Your instructions >>
Extract the records below word for word and ignore the images.

───── Extracted material

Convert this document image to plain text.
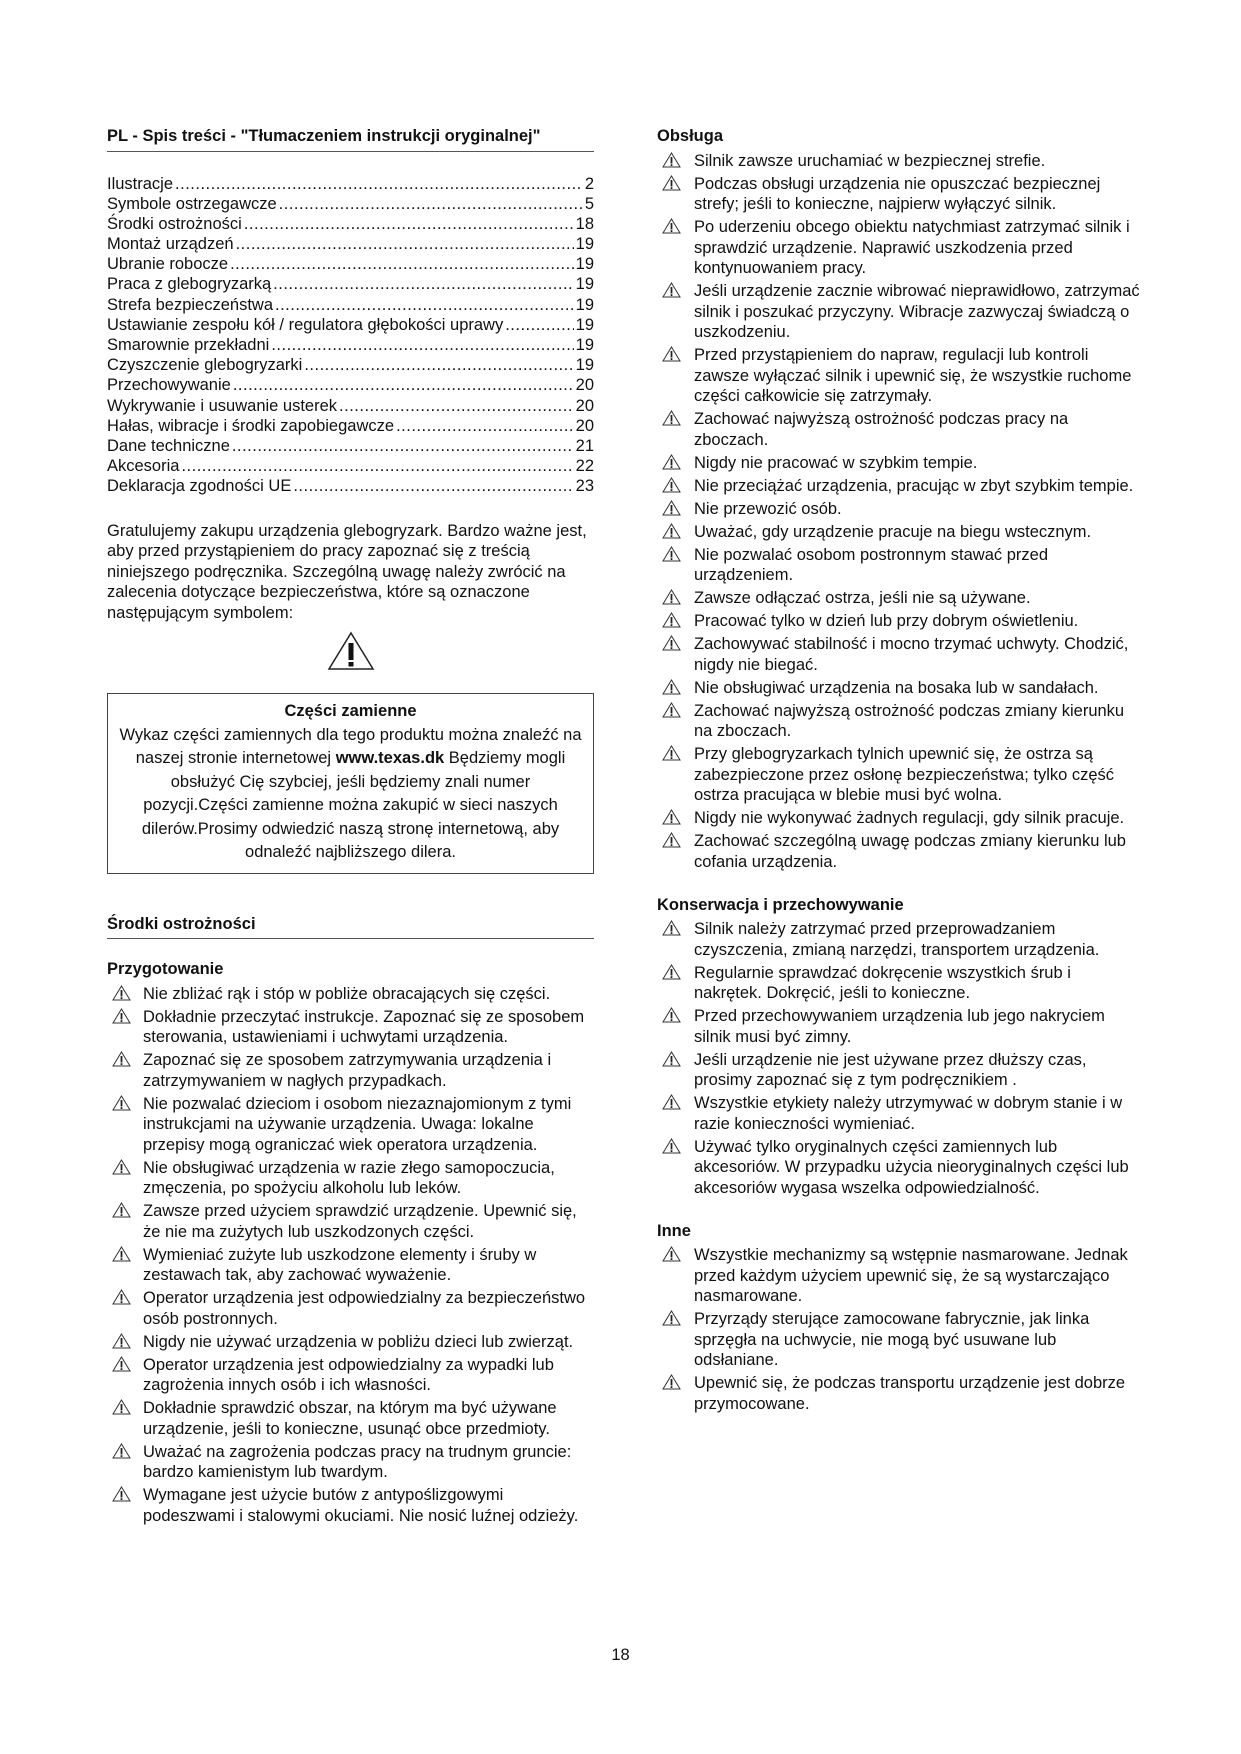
PL - Spis treści - "Tłumaczeniem instrukcji oryginalnej"
Ilustracje .....	2
Symbole ostrzegawcze .....	5
Środki ostrożności .....	18
Montaż urządzeń .....	19
Ubranie robocze .....	19
Praca z glebogryzarką .....	19
Strefa bezpieczeństwa .....	19
Ustawianie zespołu kół / regulatora głębokości uprawy .....	19
Smarownie przekładni .....	19
Czyszczenie glebogryzarki .....	19
Przechowywanie .....	20
Wykrywanie i usuwanie usterek .....	20
Hałas, wibracje i środki zapobiegawcze .....	20
Dane techniczne .....	21
Akcesoria .....	22
Deklaracja zgodności UE .....	23
Gratulujemy zakupu urządzenia glebogryzark. Bardzo ważne jest, aby przed przystąpieniem do pracy zapoznać się z treścią niniejszego podręcznika. Szczególną uwagę należy zwrócić na zalecenia dotyczące bezpieczeństwa, które są oznaczone następującym symbolem:
Części zamienne
Wykaz części zamiennych dla tego produktu można znaleźć na naszej stronie internetowej www.texas.dk Będziemy mogli obsłużyć Cię szybciej, jeśli będziemy znali numer pozycji.Części zamienne można zakupić w sieci naszych dilerów.Prosimy odwiedzić naszą stronę internetową, aby odnaleźć najbliższego dilera.
Środki ostrożności
Przygotowanie
Nie zbliżać rąk i stóp w pobliże obracających się części.
Dokładnie przeczytać instrukcje. Zapoznać się ze sposobem sterowania, ustawieniami i uchwytami urządzenia.
Zapoznać się ze sposobem zatrzymywania urządzenia i zatrzymywaniem w nagłych przypadkach.
Nie pozwalać dzieciom i osobom niezaznajomionym z tymi instrukcjami na używanie urządzenia. Uwaga: lokalne przepisy mogą ograniczać wiek operatora urządzenia.
Nie obsługiwać urządzenia w razie złego samopoczucia, zmęczenia, po spożyciu alkoholu lub leków.
Zawsze przed użyciem sprawdzić urządzenie. Upewnić się, że nie ma zużytych lub uszkodzonych części.
Wymieniać zużyte lub uszkodzone elementy i śruby w zestawach tak, aby zachować wyważenie.
Operator urządzenia jest odpowiedzialny za bezpieczeństwo osób postronnych.
Nigdy nie używać urządzenia w pobliżu dzieci lub zwierząt.
Operator urządzenia jest odpowiedzialny za wypadki lub zagrożenia innych osób i ich własności.
Dokładnie sprawdzić obszar, na którym ma być używane urządzenie, jeśli to konieczne, usunąć obce przedmioty.
Uważać na zagrożenia podczas pracy na trudnym gruncie: bardzo kamienistym lub twardym.
Wymagane jest użycie butów z antypoślizgowymi podeszwami i stalowymi okuciami. Nie nosić luźnej odzieży.
Obsługa
Silnik zawsze uruchamiać w bezpiecznej strefie.
Podczas obsługi urządzenia nie opuszczać bezpiecznej strefy; jeśli to konieczne, najpierw wyłączyć silnik.
Po uderzeniu obcego obiektu natychmiast zatrzymać silnik i sprawdzić urządzenie. Naprawić uszkodzenia przed kontynuowaniem pracy.
Jeśli urządzenie zacznie wibrować nieprawidłowo, zatrzymać silnik i poszukać przyczyny. Wibracje zazwyczaj świadczą o uszkodzeniu.
Przed przystąpieniem do napraw, regulacji lub kontroli zawsze wyłączać silnik i upewnić się, że wszystkie ruchome części całkowicie się zatrzymały.
Zachować najwyższą ostrożność podczas pracy na zboczach.
Nigdy nie pracować w szybkim tempie.
Nie przeciążać urządzenia, pracując w zbyt szybkim tempie.
Nie przewozić osób.
Uważać, gdy urządzenie pracuje na biegu wstecznym.
Nie pozwalać osobom postronnym stawać przed urządzeniem.
Zawsze odłączać ostrza, jeśli nie są używane.
Pracować tylko w dzień lub przy dobrym oświetleniu.
Zachowywać stabilność i mocno trzymać uchwyty. Chodzić, nigdy nie biegać.
Nie obsługiwać urządzenia na bosaka lub w sandałach.
Zachować najwyższą ostrożność podczas zmiany kierunku na zboczach.
Przy glebogryzarkach tylnich upewnić się, że ostrza są zabezpieczone przez osłonę bezpieczeństwa; tylko część ostrza pracująca w blebie musi być wolna.
Nigdy nie wykonywać żadnych regulacji, gdy silnik pracuje.
Zachować szczególną uwagę podczas zmiany kierunku lub cofania urządzenia.
Konserwacja i przechowywanie
Silnik należy zatrzymać przed przeprowadzaniem czyszczenia, zmianą narzędzi, transportem urządzenia.
Regularnie sprawdzać dokręcenie wszystkich śrub i nakrętek. Dokręcić, jeśli to konieczne.
Przed przechowywaniem urządzenia lub jego nakryciem silnik musi być zimny.
Jeśli urządzenie nie jest używane przez dłuższy czas, prosimy zapoznać się z tym podręcznikiem .
Wszystkie etykiety należy utrzymywać w dobrym stanie i w razie konieczności wymieniać.
Używać tylko oryginalnych części zamiennych lub akcesoriów. W przypadku użycia nieoryginalnych części lub akcesoriów wygasa wszelka odpowiedzialność.
Inne
Wszystkie mechanizmy są wstępnie nasmarowane. Jednak przed każdym użyciem upewnić się, że są wystarczająco nasmarowane.
Przyrządy sterujące zamocowane fabrycznie, jak linka sprzęgła na uchwycie, nie mogą być usuwane lub odsłaniane.
Upewnić się, że podczas transportu urządzenie jest dobrze przymocowane.
18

──────────

Written reply >>
Convert this document image to plain text.
PL - Spis treści - "Tłumaczeniem instrukcji oryginalnej"
Ilustracje .....	2
Symbole ostrzegawcze .....	5
Środki ostrożności .....	18
Montaż urządzeń .....	19
Ubranie robocze .....	19
Praca z glebogryzarką .....	19
Strefa bezpieczeństwa .....	19
Ustawianie zespołu kół / regulatora głębokości uprawy .....	19
Smarownie przekładni .....	19
Czyszczenie glebogryzarki .....	19
Przechowywanie .....	20
Wykrywanie i usuwanie usterek .....	20
Hałas, wibracje i środki zapobiegawcze .....	20
Dane techniczne .....	21
Akcesoria .....	22
Deklaracja zgodności UE .....	23
Gratulujemy zakupu urządzenia glebogryzark. Bardzo ważne jest, aby przed przystąpieniem do pracy zapoznać się z treścią niniejszego podręcznika. Szczególną uwagę należy zwrócić na zalecenia dotyczące bezpieczeństwa, które są oznaczone następującym symbolem:
Części zamienne
Wykaz części zamiennych dla tego produktu można znaleźć na naszej stronie internetowej www.texas.dk Będziemy mogli obsłużyć Cię szybciej, jeśli będziemy znali numer pozycji.Części zamienne można zakupić w sieci naszych dilerów.Prosimy odwiedzić naszą stronę internetową, aby odnaleźć najbliższego dilera.
Środki ostrożności
Przygotowanie
Nie zbliżać rąk i stóp w pobliże obracających się części.
Dokładnie przeczytać instrukcje. Zapoznać się ze sposobem sterowania, ustawieniami i uchwytami urządzenia.
Zapoznać się ze sposobem zatrzymywania urządzenia i zatrzymywaniem w nagłych przypadkach.
Nie pozwalać dzieciom i osobom niezaznajomionym z tymi instrukcjami na używanie urządzenia. Uwaga: lokalne przepisy mogą ograniczać wiek operatora urządzenia.
Nie obsługiwać urządzenia w razie złego samopoczucia, zmęczenia, po spożyciu alkoholu lub leków.
Zawsze przed użyciem sprawdzić urządzenie. Upewnić się, że nie ma zużytych lub uszkodzonych części.
Wymieniać zużyte lub uszkodzone elementy i śruby w zestawach tak, aby zachować wyważenie.
Operator urządzenia jest odpowiedzialny za bezpieczeństwo osób postronnych.
Nigdy nie używać urządzenia w pobliżu dzieci lub zwierząt.
Operator urządzenia jest odpowiedzialny za wypadki lub zagrożenia innych osób i ich własności.
Dokładnie sprawdzić obszar, na którym ma być używane urządzenie, jeśli to konieczne, usunąć obce przedmioty.
Uważać na zagrożenia podczas pracy na trudnym gruncie: bardzo kamienistym lub twardym.
Wymagane jest użycie butów z antypoślizgowymi podeszwami i stalowymi okuciami. Nie nosić luźnej odzieży.
Obsługa
Silnik zawsze uruchamiać w bezpiecznej strefie.
Podczas obsługi urządzenia nie opuszczać bezpiecznej strefy; jeśli to konieczne, najpierw wyłączyć silnik.
Po uderzeniu obcego obiektu natychmiast zatrzymać silnik i sprawdzić urządzenie. Naprawić uszkodzenia przed kontynuowaniem pracy.
Jeśli urządzenie zacznie wibrować nieprawidłowo, zatrzymać silnik i poszukać przyczyny. Wibracje zazwyczaj świadczą o uszkodzeniu.
Przed przystąpieniem do napraw, regulacji lub kontroli zawsze wyłączać silnik i upewnić się, że wszystkie ruchome części całkowicie się zatrzymały.
Zachować najwyższą ostrożność podczas pracy na zboczach.
Nigdy nie pracować w szybkim tempie.
Nie przeciążać urządzenia, pracując w zbyt szybkim tempie.
Nie przewozić osób.
Uważać, gdy urządzenie pracuje na biegu wstecznym.
Nie pozwalać osobom postronnym stawać przed urządzeniem.
Zawsze odłączać ostrza, jeśli nie są używane.
Pracować tylko w dzień lub przy dobrym oświetleniu.
Zachowywać stabilność i mocno trzymać uchwyty. Chodzić, nigdy nie biegać.
Nie obsługiwać urządzenia na bosaka lub w sandałach.
Zachować najwyższą ostrożność podczas zmiany kierunku na zboczach.
Przy glebogryzarkach tylnich upewnić się, że ostrza są zabezpieczone przez osłonę bezpieczeństwa; tylko część ostrza pracująca w blebie musi być wolna.
Nigdy nie wykonywać żadnych regulacji, gdy silnik pracuje.
Zachować szczególną uwagę podczas zmiany kierunku lub cofania urządzenia.
Konserwacja i przechowywanie
Silnik należy zatrzymać przed przeprowadzaniem czyszczenia, zmianą narzędzi, transportem urządzenia.
Regularnie sprawdzać dokręcenie wszystkich śrub i nakrętek. Dokręcić, jeśli to konieczne.
Przed przechowywaniem urządzenia lub jego nakryciem silnik musi być zimny.
Jeśli urządzenie nie jest używane przez dłuższy czas, prosimy zapoznać się z tym podręcznikiem .
Wszystkie etykiety należy utrzymywać w dobrym stanie i w razie konieczności wymieniać.
Używać tylko oryginalnych części zamiennych lub akcesoriów. W przypadku użycia nieoryginalnych części lub akcesoriów wygasa wszelka odpowiedzialność.
Inne
Wszystkie mechanizmy są wstępnie nasmarowane. Jednak przed każdym użyciem upewnić się, że są wystarczająco nasmarowane.
Przyrządy sterujące zamocowane fabrycznie, jak linka sprzęgła na uchwycie, nie mogą być usuwane lub odsłaniane.
Upewnić się, że podczas transportu urządzenie jest dobrze przymocowane.
18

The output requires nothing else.